* **Short exercise**
Repeat the listing that follows, character for character, minus the pictures.
────────
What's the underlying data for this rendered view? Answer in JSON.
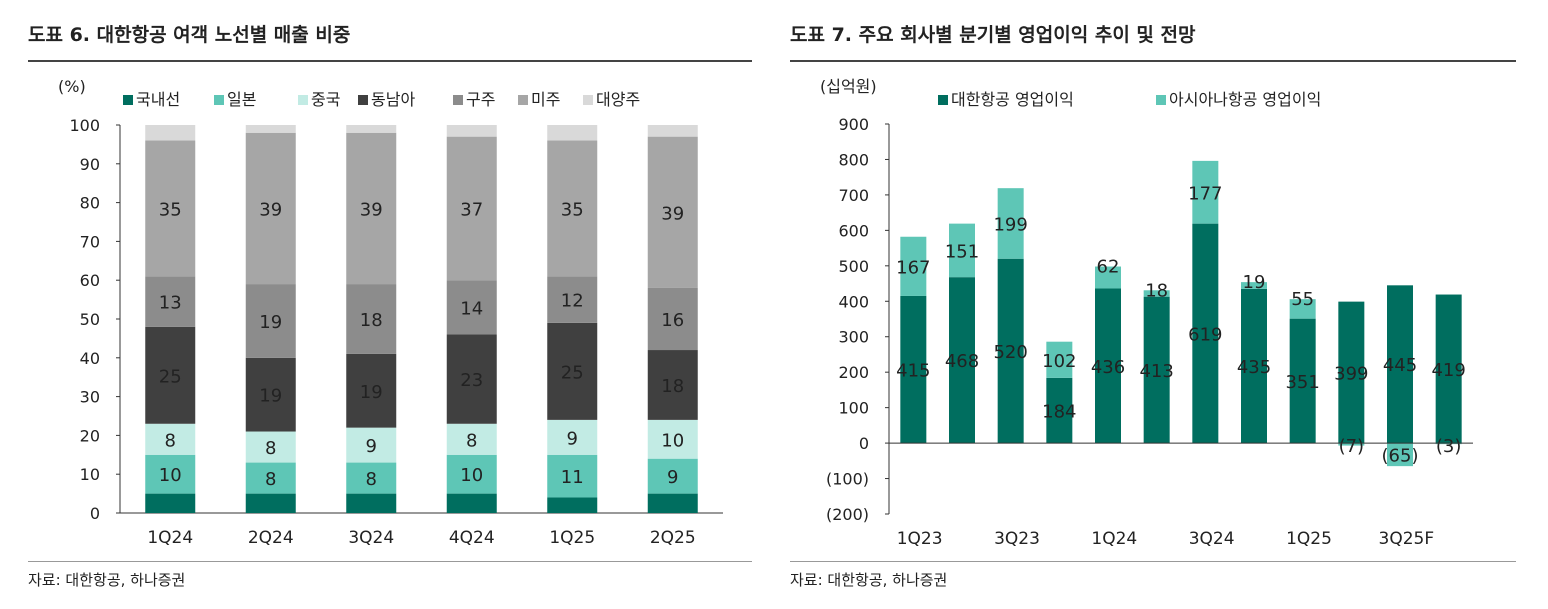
{
  "left": {
    "title": "도표 6. 대한항공 여객 노선별 매출 비중",
    "source": "자료: 대한항공, 하나증권",
    "chart_data": {
      "type": "bar",
      "stacked": true,
      "unit_label": "(%)",
      "categories": [
        "1Q24",
        "2Q24",
        "3Q24",
        "4Q24",
        "1Q25",
        "2Q25"
      ],
      "ylim": [
        0,
        100
      ],
      "yticks": [
        0,
        10,
        20,
        30,
        40,
        50,
        60,
        70,
        80,
        90,
        100
      ],
      "legend_position": "top",
      "series": [
        {
          "name": "국내선",
          "color": "#006e5f",
          "values": [
            5,
            5,
            5,
            5,
            4,
            5
          ],
          "labels": [
            "",
            "",
            "",
            "",
            "",
            ""
          ]
        },
        {
          "name": "일본",
          "color": "#5ec6b6",
          "values": [
            10,
            8,
            8,
            10,
            11,
            9
          ],
          "labels": [
            "10",
            "8",
            "8",
            "10",
            "11",
            "9"
          ]
        },
        {
          "name": "중국",
          "color": "#c2ebe4",
          "values": [
            8,
            8,
            9,
            8,
            9,
            10
          ],
          "labels": [
            "8",
            "8",
            "9",
            "8",
            "9",
            "10"
          ]
        },
        {
          "name": "동남아",
          "color": "#404040",
          "values": [
            25,
            19,
            19,
            23,
            25,
            18
          ],
          "labels": [
            "25",
            "19",
            "19",
            "23",
            "25",
            "18"
          ]
        },
        {
          "name": "구주",
          "color": "#8c8c8c",
          "values": [
            13,
            19,
            18,
            14,
            12,
            16
          ],
          "labels": [
            "13",
            "19",
            "18",
            "14",
            "12",
            "16"
          ]
        },
        {
          "name": "미주",
          "color": "#a6a6a6",
          "values": [
            35,
            39,
            39,
            37,
            35,
            39
          ],
          "labels": [
            "35",
            "39",
            "39",
            "37",
            "35",
            "39"
          ]
        },
        {
          "name": "대양주",
          "color": "#d9d9d9",
          "values": [
            4,
            2,
            2,
            3,
            4,
            3
          ],
          "labels": [
            "",
            "",
            "",
            "",
            "",
            ""
          ]
        }
      ]
    }
  },
  "right": {
    "title": "도표 7. 주요 회사별 분기별 영업이익 추이 및 전망",
    "source": "자료: 대한항공, 하나증권",
    "chart_data": {
      "type": "bar",
      "stacked": true,
      "unit_label": "(십억원)",
      "categories": [
        "1Q23",
        "2Q23",
        "3Q23",
        "4Q23",
        "1Q24",
        "2Q24",
        "3Q24",
        "4Q24",
        "1Q25",
        "2Q25",
        "3Q25F",
        "4Q25F"
      ],
      "tick_labels": [
        "1Q23",
        "",
        "3Q23",
        "",
        "1Q24",
        "",
        "3Q24",
        "",
        "1Q25",
        "",
        "3Q25F",
        ""
      ],
      "ylim": [
        -200,
        900
      ],
      "yticks": [
        -200,
        -100,
        0,
        100,
        200,
        300,
        400,
        500,
        600,
        700,
        800,
        900
      ],
      "ytick_labels": [
        "(200)",
        "(100)",
        "0",
        "100",
        "200",
        "300",
        "400",
        "500",
        "600",
        "700",
        "800",
        "900"
      ],
      "legend_position": "top",
      "series": [
        {
          "name": "대한항공 영업이익",
          "color": "#006e5f",
          "values": [
            415,
            468,
            520,
            184,
            436,
            413,
            619,
            435,
            351,
            399,
            445,
            419
          ],
          "labels": [
            "415",
            "468",
            "520",
            "184",
            "436",
            "413",
            "619",
            "435",
            "351",
            "399",
            "445",
            "419"
          ]
        },
        {
          "name": "아시아나항공 영업이익",
          "color": "#5ec6b6",
          "values": [
            167,
            151,
            199,
            102,
            62,
            18,
            177,
            19,
            55,
            -7,
            -65,
            -3
          ],
          "labels": [
            "167",
            "151",
            "199",
            "102",
            "62",
            "18",
            "177",
            "19",
            "55",
            "(7)",
            "(65)",
            "(3)"
          ]
        }
      ]
    }
  }
}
────────
* **Solution to the exercise**
What's the underlying data for this rendered view? Answer in JSON.
{
  "left": {
    "title": "도표 6. 대한항공 여객 노선별 매출 비중",
    "source": "자료: 대한항공, 하나증권",
    "chart_data": {
      "type": "bar",
      "stacked": true,
      "unit_label": "(%)",
      "categories": [
        "1Q24",
        "2Q24",
        "3Q24",
        "4Q24",
        "1Q25",
        "2Q25"
      ],
      "ylim": [
        0,
        100
      ],
      "yticks": [
        0,
        10,
        20,
        30,
        40,
        50,
        60,
        70,
        80,
        90,
        100
      ],
      "legend_position": "top",
      "series": [
        {
          "name": "국내선",
          "color": "#006e5f",
          "values": [
            5,
            5,
            5,
            5,
            4,
            5
          ],
          "labels": [
            "",
            "",
            "",
            "",
            "",
            ""
          ]
        },
        {
          "name": "일본",
          "color": "#5ec6b6",
          "values": [
            10,
            8,
            8,
            10,
            11,
            9
          ],
          "labels": [
            "10",
            "8",
            "8",
            "10",
            "11",
            "9"
          ]
        },
        {
          "name": "중국",
          "color": "#c2ebe4",
          "values": [
            8,
            8,
            9,
            8,
            9,
            10
          ],
          "labels": [
            "8",
            "8",
            "9",
            "8",
            "9",
            "10"
          ]
        },
        {
          "name": "동남아",
          "color": "#404040",
          "values": [
            25,
            19,
            19,
            23,
            25,
            18
          ],
          "labels": [
            "25",
            "19",
            "19",
            "23",
            "25",
            "18"
          ]
        },
        {
          "name": "구주",
          "color": "#8c8c8c",
          "values": [
            13,
            19,
            18,
            14,
            12,
            16
          ],
          "labels": [
            "13",
            "19",
            "18",
            "14",
            "12",
            "16"
          ]
        },
        {
          "name": "미주",
          "color": "#a6a6a6",
          "values": [
            35,
            39,
            39,
            37,
            35,
            39
          ],
          "labels": [
            "35",
            "39",
            "39",
            "37",
            "35",
            "39"
          ]
        },
        {
          "name": "대양주",
          "color": "#d9d9d9",
          "values": [
            4,
            2,
            2,
            3,
            4,
            3
          ],
          "labels": [
            "",
            "",
            "",
            "",
            "",
            ""
          ]
        }
      ]
    }
  },
  "right": {
    "title": "도표 7. 주요 회사별 분기별 영업이익 추이 및 전망",
    "source": "자료: 대한항공, 하나증권",
    "chart_data": {
      "type": "bar",
      "stacked": true,
      "unit_label": "(십억원)",
      "categories": [
        "1Q23",
        "2Q23",
        "3Q23",
        "4Q23",
        "1Q24",
        "2Q24",
        "3Q24",
        "4Q24",
        "1Q25",
        "2Q25",
        "3Q25F",
        "4Q25F"
      ],
      "tick_labels": [
        "1Q23",
        "",
        "3Q23",
        "",
        "1Q24",
        "",
        "3Q24",
        "",
        "1Q25",
        "",
        "3Q25F",
        ""
      ],
      "ylim": [
        -200,
        900
      ],
      "yticks": [
        -200,
        -100,
        0,
        100,
        200,
        300,
        400,
        500,
        600,
        700,
        800,
        900
      ],
      "ytick_labels": [
        "(200)",
        "(100)",
        "0",
        "100",
        "200",
        "300",
        "400",
        "500",
        "600",
        "700",
        "800",
        "900"
      ],
      "legend_position": "top",
      "series": [
        {
          "name": "대한항공 영업이익",
          "color": "#006e5f",
          "values": [
            415,
            468,
            520,
            184,
            436,
            413,
            619,
            435,
            351,
            399,
            445,
            419
          ],
          "labels": [
            "415",
            "468",
            "520",
            "184",
            "436",
            "413",
            "619",
            "435",
            "351",
            "399",
            "445",
            "419"
          ]
        },
        {
          "name": "아시아나항공 영업이익",
          "color": "#5ec6b6",
          "values": [
            167,
            151,
            199,
            102,
            62,
            18,
            177,
            19,
            55,
            -7,
            -65,
            -3
          ],
          "labels": [
            "167",
            "151",
            "199",
            "102",
            "62",
            "18",
            "177",
            "19",
            "55",
            "(7)",
            "(65)",
            "(3)"
          ]
        }
      ]
    }
  }
}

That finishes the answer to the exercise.